What to do:
Copy out all lines where "this" appears.

Records excerpted from a collection
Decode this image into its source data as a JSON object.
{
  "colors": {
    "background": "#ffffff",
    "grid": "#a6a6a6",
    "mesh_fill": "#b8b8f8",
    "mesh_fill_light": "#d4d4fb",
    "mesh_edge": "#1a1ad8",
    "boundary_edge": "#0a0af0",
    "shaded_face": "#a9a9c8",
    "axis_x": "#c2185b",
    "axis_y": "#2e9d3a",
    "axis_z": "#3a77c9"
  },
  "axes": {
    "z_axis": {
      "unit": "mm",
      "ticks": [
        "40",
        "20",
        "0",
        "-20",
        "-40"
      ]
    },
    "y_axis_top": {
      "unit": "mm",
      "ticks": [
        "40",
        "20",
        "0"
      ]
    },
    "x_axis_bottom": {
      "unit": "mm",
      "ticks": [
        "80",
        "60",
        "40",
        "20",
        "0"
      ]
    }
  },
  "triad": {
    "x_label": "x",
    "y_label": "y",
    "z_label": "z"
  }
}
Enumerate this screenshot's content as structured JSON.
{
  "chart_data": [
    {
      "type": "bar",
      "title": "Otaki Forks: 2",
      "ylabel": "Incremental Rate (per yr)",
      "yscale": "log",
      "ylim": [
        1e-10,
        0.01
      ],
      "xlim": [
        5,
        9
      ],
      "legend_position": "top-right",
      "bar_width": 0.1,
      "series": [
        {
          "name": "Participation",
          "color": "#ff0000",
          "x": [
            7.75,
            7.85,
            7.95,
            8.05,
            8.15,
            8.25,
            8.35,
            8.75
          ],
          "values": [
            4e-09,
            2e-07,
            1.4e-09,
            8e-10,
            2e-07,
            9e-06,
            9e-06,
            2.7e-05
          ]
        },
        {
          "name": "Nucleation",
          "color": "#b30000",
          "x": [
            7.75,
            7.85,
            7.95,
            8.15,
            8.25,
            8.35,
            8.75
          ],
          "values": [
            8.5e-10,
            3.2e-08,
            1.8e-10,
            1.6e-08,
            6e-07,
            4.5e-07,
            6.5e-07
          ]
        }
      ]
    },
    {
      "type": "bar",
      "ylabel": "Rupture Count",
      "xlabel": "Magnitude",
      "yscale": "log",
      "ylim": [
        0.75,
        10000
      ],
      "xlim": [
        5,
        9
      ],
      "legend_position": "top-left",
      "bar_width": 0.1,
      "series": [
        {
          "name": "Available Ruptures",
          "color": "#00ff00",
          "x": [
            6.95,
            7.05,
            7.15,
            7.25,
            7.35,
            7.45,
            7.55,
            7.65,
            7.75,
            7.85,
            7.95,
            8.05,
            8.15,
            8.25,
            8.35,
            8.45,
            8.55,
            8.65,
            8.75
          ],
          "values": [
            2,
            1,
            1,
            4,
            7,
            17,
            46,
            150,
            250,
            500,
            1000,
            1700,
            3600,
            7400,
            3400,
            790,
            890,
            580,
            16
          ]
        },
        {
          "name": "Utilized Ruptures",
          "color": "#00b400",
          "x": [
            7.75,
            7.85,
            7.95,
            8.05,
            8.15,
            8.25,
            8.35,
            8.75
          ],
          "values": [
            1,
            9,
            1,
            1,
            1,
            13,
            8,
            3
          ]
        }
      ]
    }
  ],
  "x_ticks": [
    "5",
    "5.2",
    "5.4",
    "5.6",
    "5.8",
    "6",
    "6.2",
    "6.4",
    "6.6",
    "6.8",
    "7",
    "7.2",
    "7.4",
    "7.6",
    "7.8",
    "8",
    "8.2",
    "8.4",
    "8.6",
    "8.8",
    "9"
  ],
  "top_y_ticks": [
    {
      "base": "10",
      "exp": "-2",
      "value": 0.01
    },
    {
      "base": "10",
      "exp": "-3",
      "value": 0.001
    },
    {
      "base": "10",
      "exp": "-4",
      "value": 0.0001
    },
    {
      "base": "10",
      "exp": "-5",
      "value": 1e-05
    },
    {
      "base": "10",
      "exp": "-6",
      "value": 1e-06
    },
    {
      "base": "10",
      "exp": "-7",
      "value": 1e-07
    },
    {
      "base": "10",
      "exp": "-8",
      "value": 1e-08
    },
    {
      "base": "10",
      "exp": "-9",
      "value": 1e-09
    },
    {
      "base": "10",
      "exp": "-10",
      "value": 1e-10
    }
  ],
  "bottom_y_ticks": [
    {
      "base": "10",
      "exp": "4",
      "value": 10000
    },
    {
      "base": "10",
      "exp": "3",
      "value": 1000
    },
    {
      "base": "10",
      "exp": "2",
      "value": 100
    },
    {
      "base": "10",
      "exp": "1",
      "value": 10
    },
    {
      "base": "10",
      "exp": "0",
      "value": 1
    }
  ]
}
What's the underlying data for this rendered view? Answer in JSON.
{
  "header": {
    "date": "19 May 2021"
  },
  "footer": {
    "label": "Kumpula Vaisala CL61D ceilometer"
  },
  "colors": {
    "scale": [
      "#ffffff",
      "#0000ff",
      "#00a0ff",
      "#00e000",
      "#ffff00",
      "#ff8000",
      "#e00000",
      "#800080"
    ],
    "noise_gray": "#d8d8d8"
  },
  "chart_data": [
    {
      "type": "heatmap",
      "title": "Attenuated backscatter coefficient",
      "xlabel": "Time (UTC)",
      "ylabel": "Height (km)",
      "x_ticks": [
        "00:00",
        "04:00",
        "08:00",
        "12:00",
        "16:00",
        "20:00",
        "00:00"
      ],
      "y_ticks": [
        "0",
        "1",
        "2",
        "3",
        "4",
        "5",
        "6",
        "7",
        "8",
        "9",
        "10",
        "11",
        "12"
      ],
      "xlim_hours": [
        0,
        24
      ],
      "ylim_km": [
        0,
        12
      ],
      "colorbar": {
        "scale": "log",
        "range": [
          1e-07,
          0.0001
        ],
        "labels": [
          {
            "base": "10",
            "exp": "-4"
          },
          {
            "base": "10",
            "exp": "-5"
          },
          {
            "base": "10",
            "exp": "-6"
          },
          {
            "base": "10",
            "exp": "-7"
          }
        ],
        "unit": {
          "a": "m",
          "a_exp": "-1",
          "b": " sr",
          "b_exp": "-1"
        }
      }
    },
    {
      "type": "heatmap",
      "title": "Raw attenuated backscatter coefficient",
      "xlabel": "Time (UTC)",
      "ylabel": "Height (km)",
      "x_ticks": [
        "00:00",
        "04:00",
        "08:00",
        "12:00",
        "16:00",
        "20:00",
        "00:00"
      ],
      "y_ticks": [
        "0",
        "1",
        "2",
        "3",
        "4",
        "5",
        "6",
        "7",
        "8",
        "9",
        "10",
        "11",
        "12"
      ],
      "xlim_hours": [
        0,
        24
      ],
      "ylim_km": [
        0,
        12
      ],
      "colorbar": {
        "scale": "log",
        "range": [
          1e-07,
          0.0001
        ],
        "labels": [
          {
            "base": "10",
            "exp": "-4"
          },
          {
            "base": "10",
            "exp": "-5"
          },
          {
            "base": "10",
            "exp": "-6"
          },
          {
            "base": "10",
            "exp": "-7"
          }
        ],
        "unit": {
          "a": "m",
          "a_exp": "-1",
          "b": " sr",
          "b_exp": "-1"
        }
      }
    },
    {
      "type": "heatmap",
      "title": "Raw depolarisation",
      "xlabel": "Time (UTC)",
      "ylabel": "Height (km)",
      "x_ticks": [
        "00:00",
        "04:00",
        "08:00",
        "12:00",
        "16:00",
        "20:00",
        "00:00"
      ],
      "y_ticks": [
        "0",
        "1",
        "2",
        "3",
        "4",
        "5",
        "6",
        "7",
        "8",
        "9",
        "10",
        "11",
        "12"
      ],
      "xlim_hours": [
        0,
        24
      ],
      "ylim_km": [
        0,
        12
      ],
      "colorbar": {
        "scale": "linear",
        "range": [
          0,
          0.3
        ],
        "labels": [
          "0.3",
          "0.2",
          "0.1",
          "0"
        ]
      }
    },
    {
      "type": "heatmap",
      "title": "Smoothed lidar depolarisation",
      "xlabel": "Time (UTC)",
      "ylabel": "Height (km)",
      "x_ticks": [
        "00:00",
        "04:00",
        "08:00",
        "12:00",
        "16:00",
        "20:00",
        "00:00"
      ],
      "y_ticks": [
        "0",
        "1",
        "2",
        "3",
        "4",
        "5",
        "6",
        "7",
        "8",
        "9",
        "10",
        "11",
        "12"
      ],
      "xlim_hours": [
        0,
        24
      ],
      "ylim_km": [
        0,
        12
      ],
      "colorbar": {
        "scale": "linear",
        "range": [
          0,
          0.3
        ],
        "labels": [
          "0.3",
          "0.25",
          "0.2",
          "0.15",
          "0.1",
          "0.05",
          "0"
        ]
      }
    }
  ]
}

The answer:
Decode this image into its source data as a JSON object.
Enumerate this screenshot's content as structured JSON.
What's the underlying data for this rendered view? Answer in JSON.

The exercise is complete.